● **PROBLEM DETAILS**: Check each line of the material below for "Dirección", then copy the ones that contain it.

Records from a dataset
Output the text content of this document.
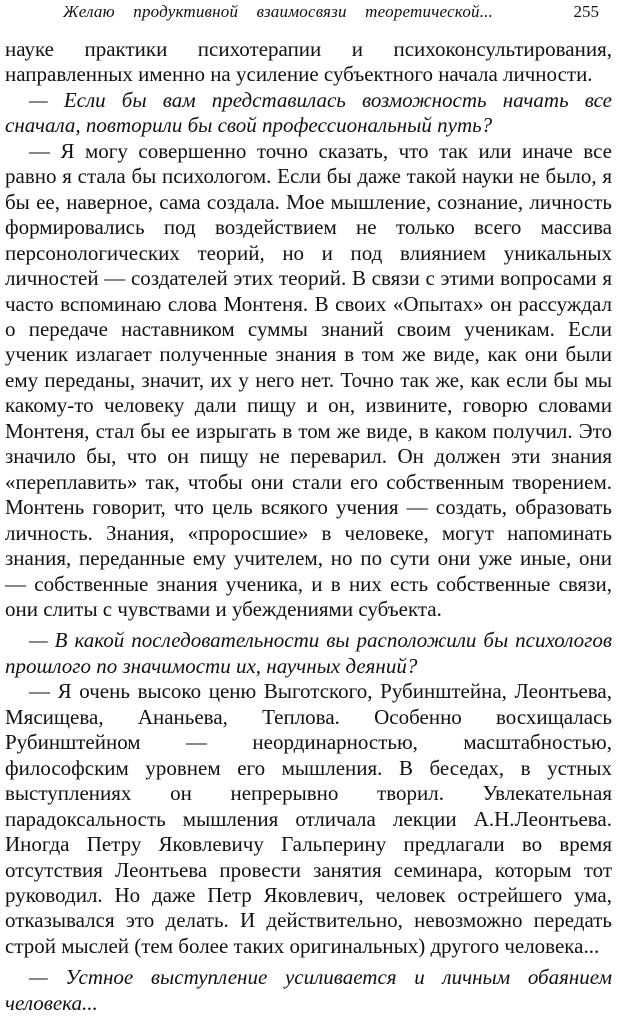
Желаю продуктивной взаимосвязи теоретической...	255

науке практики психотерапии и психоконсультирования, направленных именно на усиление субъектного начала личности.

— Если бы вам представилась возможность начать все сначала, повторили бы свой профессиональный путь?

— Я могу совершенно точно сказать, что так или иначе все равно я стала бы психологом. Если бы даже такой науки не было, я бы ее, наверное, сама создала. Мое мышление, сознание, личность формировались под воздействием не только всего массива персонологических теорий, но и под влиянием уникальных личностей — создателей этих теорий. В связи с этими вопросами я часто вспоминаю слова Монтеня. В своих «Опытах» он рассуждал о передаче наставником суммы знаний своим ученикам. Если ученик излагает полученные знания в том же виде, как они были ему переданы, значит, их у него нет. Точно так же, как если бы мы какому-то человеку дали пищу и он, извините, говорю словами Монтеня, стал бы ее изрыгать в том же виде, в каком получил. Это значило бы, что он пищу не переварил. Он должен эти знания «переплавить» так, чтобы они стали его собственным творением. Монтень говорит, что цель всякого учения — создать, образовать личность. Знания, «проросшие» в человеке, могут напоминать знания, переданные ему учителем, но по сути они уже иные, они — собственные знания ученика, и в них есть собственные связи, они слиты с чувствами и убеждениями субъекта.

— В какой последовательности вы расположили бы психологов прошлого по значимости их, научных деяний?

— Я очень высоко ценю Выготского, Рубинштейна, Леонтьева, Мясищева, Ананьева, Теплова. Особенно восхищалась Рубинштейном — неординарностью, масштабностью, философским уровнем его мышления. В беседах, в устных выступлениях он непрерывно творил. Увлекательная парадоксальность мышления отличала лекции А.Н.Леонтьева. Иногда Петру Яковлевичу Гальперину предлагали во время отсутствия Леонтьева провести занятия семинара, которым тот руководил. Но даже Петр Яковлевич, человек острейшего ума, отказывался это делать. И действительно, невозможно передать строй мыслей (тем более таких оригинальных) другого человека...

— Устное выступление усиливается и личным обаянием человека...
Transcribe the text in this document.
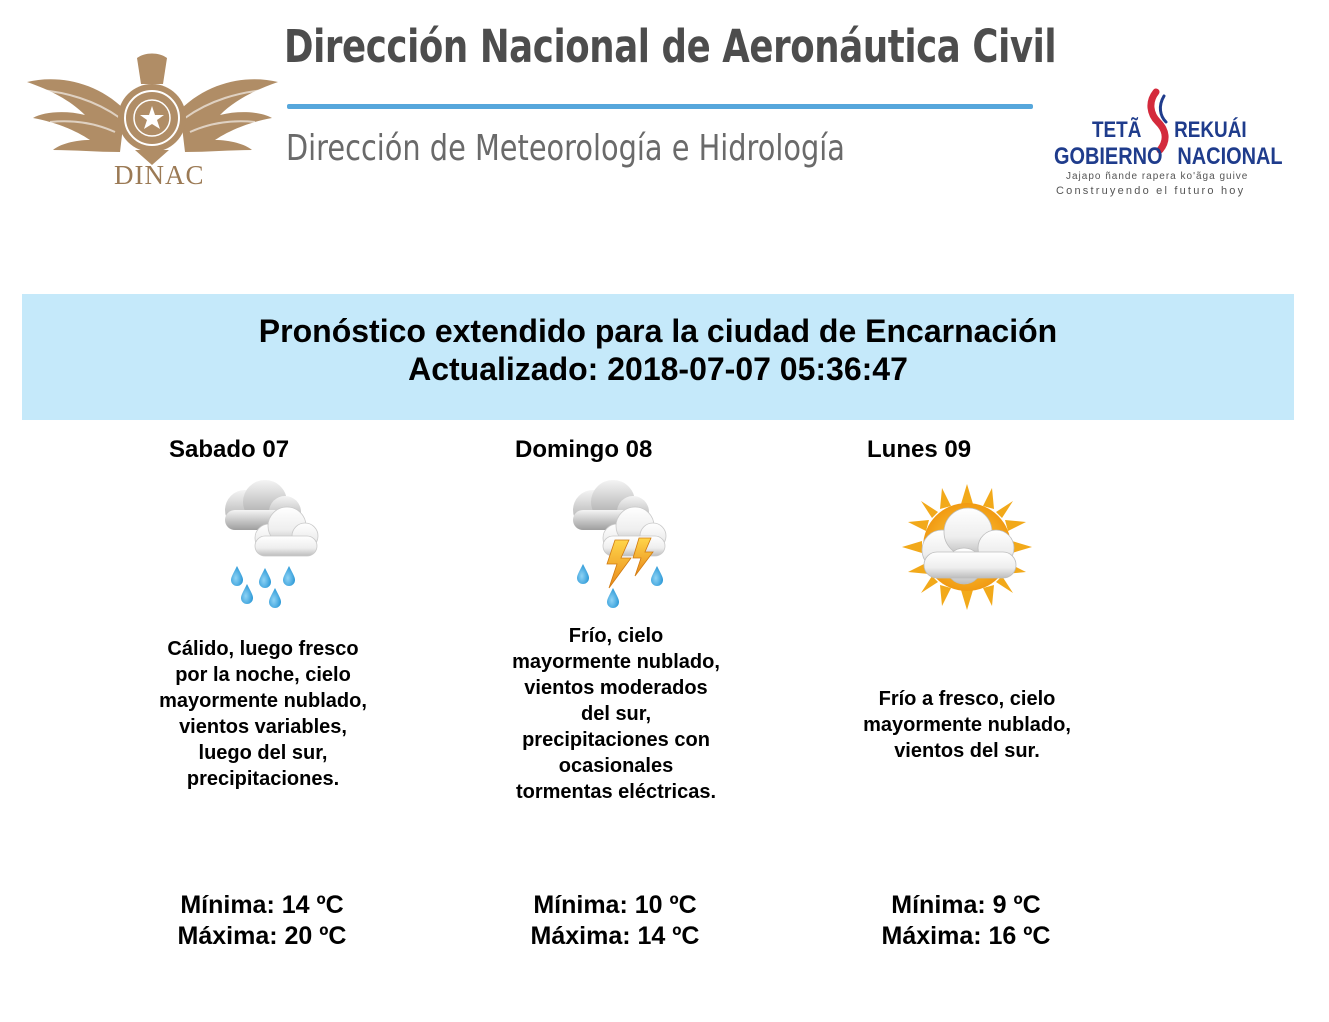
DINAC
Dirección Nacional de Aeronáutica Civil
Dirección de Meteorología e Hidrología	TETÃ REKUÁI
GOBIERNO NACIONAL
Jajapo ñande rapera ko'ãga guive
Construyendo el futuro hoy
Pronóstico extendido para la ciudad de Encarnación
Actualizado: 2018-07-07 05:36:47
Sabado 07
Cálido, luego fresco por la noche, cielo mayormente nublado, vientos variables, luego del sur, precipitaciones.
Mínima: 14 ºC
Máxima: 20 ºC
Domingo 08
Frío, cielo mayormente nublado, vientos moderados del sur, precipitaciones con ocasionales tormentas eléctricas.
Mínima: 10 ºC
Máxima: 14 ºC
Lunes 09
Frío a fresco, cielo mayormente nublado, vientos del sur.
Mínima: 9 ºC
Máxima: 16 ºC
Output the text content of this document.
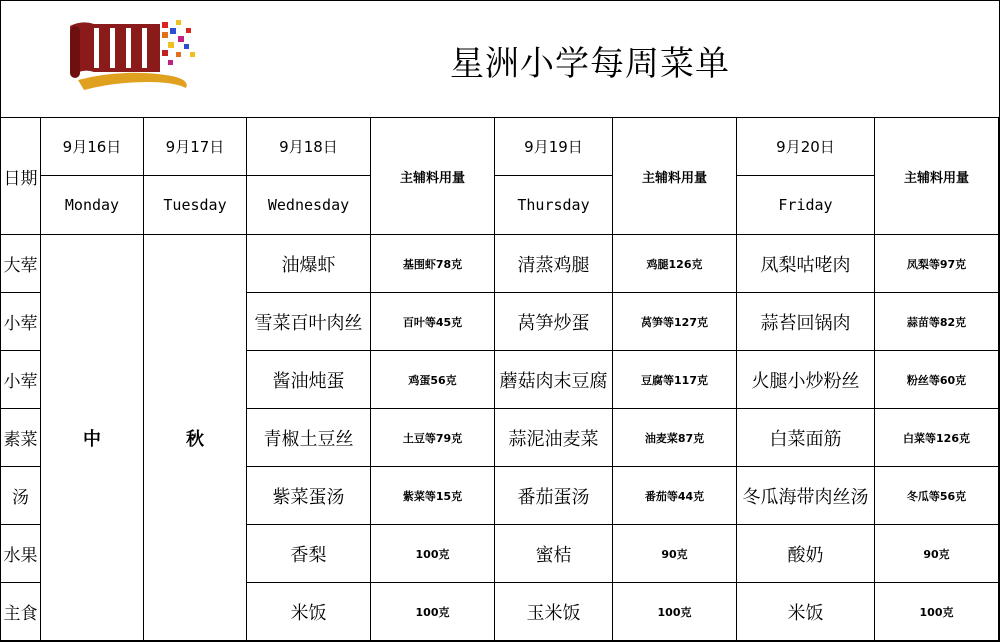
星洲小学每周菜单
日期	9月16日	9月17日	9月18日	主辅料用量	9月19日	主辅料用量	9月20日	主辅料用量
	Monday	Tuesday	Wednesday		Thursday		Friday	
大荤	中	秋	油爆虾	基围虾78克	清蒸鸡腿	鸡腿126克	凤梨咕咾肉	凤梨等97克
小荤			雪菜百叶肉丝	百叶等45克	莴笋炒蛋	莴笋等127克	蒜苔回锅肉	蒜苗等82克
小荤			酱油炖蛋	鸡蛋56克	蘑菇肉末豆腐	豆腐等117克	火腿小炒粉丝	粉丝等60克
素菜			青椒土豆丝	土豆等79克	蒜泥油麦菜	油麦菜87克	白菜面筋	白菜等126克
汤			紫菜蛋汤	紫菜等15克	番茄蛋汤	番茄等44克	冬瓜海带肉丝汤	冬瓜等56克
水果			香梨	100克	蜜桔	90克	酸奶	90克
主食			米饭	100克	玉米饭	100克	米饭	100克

● **CORRECT ANSWER**:
Dirección Nacional de Aeronáutica Civil
Dirección de Meteorología e Hidrología	TETÃ REKUÁI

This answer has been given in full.